▽

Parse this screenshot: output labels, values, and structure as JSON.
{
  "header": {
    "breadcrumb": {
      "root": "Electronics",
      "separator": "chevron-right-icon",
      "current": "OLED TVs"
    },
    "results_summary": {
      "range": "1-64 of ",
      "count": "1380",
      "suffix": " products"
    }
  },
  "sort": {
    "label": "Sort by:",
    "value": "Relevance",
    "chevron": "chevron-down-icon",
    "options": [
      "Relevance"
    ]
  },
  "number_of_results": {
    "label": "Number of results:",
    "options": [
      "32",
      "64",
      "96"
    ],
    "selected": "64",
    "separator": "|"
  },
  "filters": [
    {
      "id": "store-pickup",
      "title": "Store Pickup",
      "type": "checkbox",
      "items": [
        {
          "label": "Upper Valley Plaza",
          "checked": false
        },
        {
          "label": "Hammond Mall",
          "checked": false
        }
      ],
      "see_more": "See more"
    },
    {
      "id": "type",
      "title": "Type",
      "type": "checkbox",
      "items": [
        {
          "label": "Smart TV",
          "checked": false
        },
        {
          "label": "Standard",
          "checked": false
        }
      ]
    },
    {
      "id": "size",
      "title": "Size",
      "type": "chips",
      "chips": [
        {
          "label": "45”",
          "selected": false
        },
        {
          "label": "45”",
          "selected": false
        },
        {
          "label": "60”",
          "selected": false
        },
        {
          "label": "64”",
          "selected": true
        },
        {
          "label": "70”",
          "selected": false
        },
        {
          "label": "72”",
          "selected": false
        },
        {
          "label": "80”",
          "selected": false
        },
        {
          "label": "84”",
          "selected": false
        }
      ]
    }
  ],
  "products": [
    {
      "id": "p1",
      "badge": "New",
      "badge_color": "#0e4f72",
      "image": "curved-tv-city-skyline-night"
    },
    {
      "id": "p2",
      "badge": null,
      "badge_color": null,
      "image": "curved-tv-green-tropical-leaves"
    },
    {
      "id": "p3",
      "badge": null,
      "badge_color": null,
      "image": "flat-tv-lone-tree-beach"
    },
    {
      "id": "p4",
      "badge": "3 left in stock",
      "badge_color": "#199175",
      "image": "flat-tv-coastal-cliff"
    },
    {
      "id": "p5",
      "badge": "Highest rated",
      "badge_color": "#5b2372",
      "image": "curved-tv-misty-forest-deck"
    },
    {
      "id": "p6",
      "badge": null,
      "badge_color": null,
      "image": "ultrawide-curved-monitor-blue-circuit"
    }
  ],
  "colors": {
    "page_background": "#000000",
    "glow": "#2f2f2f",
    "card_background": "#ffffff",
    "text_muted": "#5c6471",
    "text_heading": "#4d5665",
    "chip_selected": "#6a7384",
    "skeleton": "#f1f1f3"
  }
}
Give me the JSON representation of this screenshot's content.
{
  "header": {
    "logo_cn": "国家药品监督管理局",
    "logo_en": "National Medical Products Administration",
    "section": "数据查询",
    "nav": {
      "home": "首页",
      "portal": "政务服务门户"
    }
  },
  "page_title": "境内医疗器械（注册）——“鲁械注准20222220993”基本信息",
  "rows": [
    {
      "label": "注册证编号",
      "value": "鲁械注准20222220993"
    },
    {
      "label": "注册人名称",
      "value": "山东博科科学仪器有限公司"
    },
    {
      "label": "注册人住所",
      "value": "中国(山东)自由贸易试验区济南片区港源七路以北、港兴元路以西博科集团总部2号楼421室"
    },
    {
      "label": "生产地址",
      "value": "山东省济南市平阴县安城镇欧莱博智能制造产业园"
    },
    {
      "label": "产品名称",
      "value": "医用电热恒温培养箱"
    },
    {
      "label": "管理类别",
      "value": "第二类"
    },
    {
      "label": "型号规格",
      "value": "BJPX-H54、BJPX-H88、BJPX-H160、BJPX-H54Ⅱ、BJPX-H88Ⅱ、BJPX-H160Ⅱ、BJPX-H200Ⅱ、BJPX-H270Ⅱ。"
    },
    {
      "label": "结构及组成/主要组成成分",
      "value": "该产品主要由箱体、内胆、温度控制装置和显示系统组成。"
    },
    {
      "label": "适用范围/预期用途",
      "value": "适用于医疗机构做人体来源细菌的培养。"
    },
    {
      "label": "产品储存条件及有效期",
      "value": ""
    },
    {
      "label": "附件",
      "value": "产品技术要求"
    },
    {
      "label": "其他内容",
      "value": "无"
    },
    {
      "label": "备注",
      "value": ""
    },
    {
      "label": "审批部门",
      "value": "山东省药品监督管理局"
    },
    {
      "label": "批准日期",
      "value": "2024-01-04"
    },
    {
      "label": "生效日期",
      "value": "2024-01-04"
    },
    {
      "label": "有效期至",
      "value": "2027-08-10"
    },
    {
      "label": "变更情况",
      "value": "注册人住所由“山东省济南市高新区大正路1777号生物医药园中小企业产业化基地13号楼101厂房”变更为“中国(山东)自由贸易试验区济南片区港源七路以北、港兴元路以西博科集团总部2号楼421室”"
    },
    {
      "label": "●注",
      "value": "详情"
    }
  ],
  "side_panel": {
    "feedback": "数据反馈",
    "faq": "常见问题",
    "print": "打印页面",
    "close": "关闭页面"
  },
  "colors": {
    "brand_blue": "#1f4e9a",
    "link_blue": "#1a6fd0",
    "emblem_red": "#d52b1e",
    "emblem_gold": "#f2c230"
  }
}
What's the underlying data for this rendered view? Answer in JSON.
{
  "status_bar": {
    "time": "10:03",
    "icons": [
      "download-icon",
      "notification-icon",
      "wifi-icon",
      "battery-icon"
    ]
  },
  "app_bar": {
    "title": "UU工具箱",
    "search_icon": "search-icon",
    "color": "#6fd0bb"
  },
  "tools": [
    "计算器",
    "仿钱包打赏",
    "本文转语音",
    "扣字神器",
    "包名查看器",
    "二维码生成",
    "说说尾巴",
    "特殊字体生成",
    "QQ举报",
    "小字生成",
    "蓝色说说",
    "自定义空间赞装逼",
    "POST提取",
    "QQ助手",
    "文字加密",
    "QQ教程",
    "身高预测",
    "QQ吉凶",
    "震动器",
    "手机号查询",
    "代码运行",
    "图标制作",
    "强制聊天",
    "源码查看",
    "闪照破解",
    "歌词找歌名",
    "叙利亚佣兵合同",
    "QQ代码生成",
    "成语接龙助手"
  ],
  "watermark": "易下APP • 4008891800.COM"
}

△

• _Prompt_: Copy each line holding the word "自由贸易试验区济南片区港源七路以北" from the listing above.

• _Finished exercise_:
      "value": "中国(山东)自由贸易试验区济南片区港源七路以北、港兴元路以西博科集团总部2号楼421室"
      "value": "注册人住所由“山东省济南市高新区大正路1777号生物医药园中小企业产业化基地13号楼101厂房”变更为“中国(山东)自由贸易试验区济南片区港源七路以北、港兴元路以西博科集团总部2号楼421室”"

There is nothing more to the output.